Excerpt to read

Luis Bethelmy

No. 11 – Piratas de Los Lagos
- Position: Power forward

Personal information
- Born: 14 October 1986 (age 38)
- Nationality: Venezuelan
- Listed height: 6 ft 7 in (2.01 m)

Career information
- NBA draft: 2008: undrafted
- Playing career: 2007–present

Career history
- 2007-2009: Cocodrilos de Caracas
- 2009-2010: Ángeles de Puebla
- 2010-2014: Cocodrilos de Caracas
- 2011-2013: Halcones Rojos Veracruz
- 2014: Guerreros de Bogotá
- 2015-2019: Guaros de Lara
- 2018-2019: Indios San Francisco Macoris
- 2019-2020: Gimnasia y Esgrima (CR)
- 2019-2020: Defensor Sporting
- 2020-2021: Centauros de Portuguesa
- 2021-2023: Cocodrilos de Caracas
- 2023-present: Piratas de Los Lagos

= Luis Bethelmy =

Venezuelan basketball player (born 1986)

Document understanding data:
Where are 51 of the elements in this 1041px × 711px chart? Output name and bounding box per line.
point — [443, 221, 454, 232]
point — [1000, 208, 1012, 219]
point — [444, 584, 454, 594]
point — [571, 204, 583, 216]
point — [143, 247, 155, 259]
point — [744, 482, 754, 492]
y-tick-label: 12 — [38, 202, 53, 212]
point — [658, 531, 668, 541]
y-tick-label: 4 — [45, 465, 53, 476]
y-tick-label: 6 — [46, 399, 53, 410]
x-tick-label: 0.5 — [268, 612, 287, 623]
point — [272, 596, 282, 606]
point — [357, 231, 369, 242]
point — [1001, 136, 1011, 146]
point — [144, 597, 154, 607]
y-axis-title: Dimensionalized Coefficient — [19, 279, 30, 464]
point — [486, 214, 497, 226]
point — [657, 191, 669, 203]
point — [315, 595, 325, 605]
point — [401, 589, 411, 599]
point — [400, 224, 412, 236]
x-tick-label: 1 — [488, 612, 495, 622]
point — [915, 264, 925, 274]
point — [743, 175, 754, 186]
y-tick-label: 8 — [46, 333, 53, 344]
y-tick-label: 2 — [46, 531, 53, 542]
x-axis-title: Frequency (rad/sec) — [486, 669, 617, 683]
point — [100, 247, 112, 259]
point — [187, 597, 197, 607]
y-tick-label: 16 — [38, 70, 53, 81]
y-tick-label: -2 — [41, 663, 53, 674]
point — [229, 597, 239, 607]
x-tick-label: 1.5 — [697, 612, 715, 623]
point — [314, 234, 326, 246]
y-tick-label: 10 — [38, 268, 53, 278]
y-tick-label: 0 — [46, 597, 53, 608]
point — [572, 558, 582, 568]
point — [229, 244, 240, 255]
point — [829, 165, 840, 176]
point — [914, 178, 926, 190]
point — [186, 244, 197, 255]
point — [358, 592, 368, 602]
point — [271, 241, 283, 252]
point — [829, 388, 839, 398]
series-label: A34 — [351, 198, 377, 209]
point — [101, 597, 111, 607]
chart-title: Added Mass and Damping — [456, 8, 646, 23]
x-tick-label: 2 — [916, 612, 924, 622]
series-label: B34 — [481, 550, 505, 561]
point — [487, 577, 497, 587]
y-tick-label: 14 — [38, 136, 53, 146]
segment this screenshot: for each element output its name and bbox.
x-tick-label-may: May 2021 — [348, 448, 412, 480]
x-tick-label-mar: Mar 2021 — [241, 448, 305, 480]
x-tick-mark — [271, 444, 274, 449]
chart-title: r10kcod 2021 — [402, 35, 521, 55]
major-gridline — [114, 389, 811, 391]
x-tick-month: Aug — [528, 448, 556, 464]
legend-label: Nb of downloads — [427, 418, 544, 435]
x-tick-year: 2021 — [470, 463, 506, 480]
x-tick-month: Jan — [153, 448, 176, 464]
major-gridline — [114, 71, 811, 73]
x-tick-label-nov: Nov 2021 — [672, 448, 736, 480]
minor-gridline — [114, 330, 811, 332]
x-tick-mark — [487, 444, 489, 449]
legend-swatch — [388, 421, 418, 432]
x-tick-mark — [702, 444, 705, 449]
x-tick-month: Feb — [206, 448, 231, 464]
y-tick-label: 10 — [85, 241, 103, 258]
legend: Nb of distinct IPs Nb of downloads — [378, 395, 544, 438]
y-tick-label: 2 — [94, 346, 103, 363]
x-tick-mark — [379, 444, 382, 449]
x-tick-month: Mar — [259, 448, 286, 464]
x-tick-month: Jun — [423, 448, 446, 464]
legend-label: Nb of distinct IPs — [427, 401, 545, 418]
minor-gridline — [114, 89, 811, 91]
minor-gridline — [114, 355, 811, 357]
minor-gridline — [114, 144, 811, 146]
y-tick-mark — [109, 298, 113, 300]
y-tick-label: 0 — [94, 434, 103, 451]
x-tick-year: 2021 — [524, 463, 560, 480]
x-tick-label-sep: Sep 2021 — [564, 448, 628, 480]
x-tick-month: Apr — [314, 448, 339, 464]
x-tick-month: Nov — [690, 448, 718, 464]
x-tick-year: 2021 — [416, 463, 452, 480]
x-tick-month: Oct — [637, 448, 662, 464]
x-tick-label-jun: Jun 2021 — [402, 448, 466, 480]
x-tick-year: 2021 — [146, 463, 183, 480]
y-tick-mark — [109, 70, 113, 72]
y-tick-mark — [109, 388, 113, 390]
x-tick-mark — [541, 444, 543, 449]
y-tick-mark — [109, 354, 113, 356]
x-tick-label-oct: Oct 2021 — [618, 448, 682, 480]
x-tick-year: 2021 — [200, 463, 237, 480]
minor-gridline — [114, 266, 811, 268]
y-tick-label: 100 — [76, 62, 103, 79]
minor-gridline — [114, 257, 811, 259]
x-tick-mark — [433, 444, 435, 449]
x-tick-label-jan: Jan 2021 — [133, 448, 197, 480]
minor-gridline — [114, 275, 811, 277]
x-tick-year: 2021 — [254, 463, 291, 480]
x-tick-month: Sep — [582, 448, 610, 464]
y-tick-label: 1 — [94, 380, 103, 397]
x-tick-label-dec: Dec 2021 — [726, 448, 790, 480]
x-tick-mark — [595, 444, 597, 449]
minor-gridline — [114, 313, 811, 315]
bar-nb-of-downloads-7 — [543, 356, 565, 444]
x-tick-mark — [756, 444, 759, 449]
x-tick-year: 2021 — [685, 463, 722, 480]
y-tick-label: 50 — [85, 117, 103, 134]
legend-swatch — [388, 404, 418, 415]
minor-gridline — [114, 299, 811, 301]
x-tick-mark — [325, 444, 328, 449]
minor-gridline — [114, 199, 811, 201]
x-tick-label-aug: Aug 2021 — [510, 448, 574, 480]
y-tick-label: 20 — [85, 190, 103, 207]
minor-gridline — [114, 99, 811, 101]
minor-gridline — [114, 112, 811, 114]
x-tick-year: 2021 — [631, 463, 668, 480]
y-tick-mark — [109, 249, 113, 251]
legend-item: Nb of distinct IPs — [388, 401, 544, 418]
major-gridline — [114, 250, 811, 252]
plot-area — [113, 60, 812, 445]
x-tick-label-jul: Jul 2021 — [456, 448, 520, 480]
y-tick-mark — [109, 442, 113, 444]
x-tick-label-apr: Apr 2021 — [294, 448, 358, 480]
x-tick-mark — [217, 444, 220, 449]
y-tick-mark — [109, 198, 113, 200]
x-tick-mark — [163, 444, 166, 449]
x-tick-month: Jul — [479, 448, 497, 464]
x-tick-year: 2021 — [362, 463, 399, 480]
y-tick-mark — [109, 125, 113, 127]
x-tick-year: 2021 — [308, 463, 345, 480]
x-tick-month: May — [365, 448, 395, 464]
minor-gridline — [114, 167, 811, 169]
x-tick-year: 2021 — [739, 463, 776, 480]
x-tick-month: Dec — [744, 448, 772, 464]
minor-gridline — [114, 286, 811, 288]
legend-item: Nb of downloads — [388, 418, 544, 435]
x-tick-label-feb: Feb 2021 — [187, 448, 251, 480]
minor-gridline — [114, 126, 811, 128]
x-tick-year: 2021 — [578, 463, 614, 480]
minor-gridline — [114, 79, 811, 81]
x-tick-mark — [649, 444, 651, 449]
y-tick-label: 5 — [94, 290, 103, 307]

Problem to solve
Duplicate the part of the Luis Bethelmy profile from "No. 11 – Piratas" up to and including "in (2.01 m)".

Task result
No. 11 – Piratas de Los Lagos
- Position: Power forward

Personal information
- Born: 14 October 1986 (age 38)
- Nationality: Venezuelan
- Listed height: 6 ft 7 in (2.01 m)